TASK REQUIREMENTS: Find every line with the string "Industrial" in it, count them, and reply with that count only.
** begin ITEMS **
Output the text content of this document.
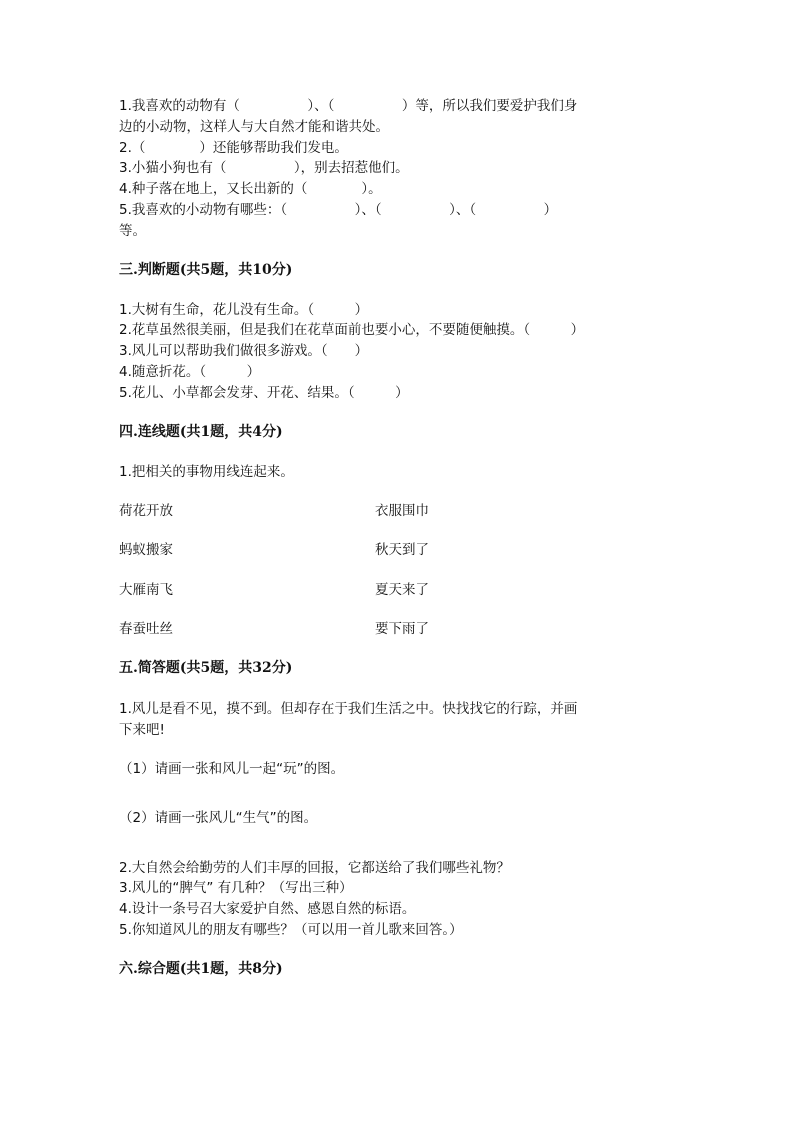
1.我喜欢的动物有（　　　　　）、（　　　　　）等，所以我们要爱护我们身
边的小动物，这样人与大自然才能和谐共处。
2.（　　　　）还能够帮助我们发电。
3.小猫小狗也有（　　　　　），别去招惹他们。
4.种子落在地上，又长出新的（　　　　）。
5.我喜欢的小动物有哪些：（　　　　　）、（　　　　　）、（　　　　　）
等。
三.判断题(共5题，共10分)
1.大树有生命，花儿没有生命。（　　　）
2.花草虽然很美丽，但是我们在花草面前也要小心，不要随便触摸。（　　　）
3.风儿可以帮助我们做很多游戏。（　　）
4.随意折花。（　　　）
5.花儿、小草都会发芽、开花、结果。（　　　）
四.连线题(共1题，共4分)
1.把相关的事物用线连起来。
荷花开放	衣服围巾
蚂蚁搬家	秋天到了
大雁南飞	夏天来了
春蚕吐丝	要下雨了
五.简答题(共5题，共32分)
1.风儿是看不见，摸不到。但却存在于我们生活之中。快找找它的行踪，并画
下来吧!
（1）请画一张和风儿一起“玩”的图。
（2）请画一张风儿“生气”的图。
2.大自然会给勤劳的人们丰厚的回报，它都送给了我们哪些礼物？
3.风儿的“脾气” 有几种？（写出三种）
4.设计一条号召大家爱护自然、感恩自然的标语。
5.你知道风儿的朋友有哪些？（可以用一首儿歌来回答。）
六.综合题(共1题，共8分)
** end ITEMS **
** begin ITEMS **
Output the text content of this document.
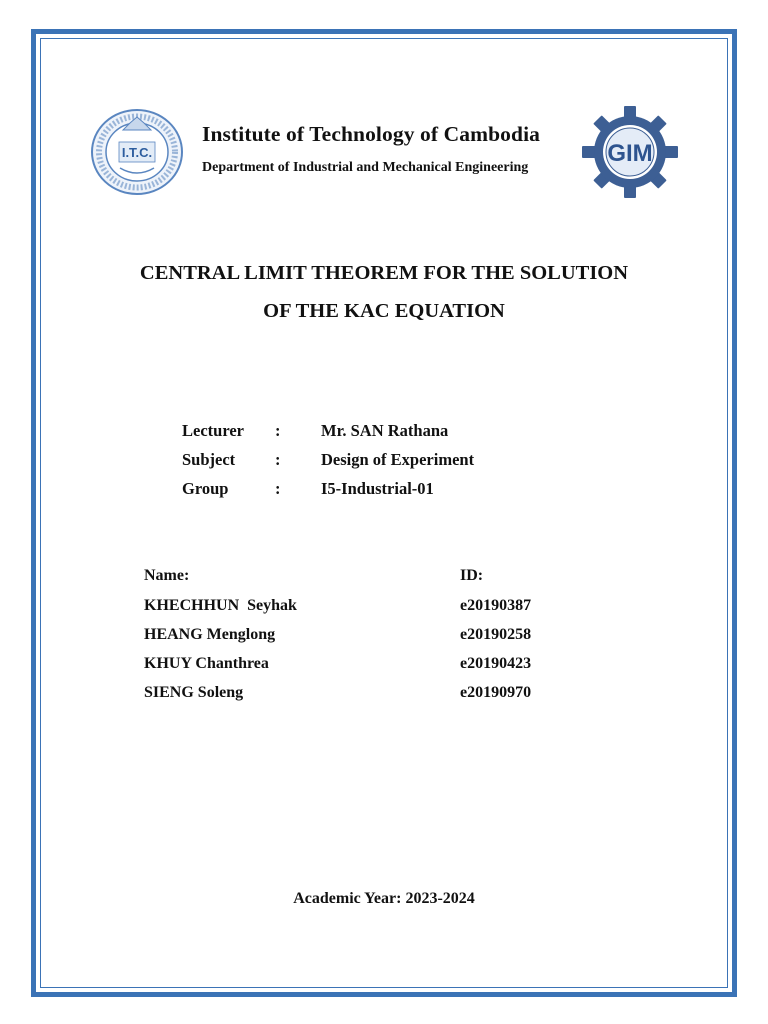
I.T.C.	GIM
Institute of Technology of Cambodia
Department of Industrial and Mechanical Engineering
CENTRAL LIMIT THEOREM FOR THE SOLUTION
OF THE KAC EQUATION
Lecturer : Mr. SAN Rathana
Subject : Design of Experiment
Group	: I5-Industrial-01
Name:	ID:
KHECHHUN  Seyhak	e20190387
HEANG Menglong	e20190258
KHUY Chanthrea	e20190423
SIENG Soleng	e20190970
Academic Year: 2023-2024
** end ITEMS **
REPLY: 2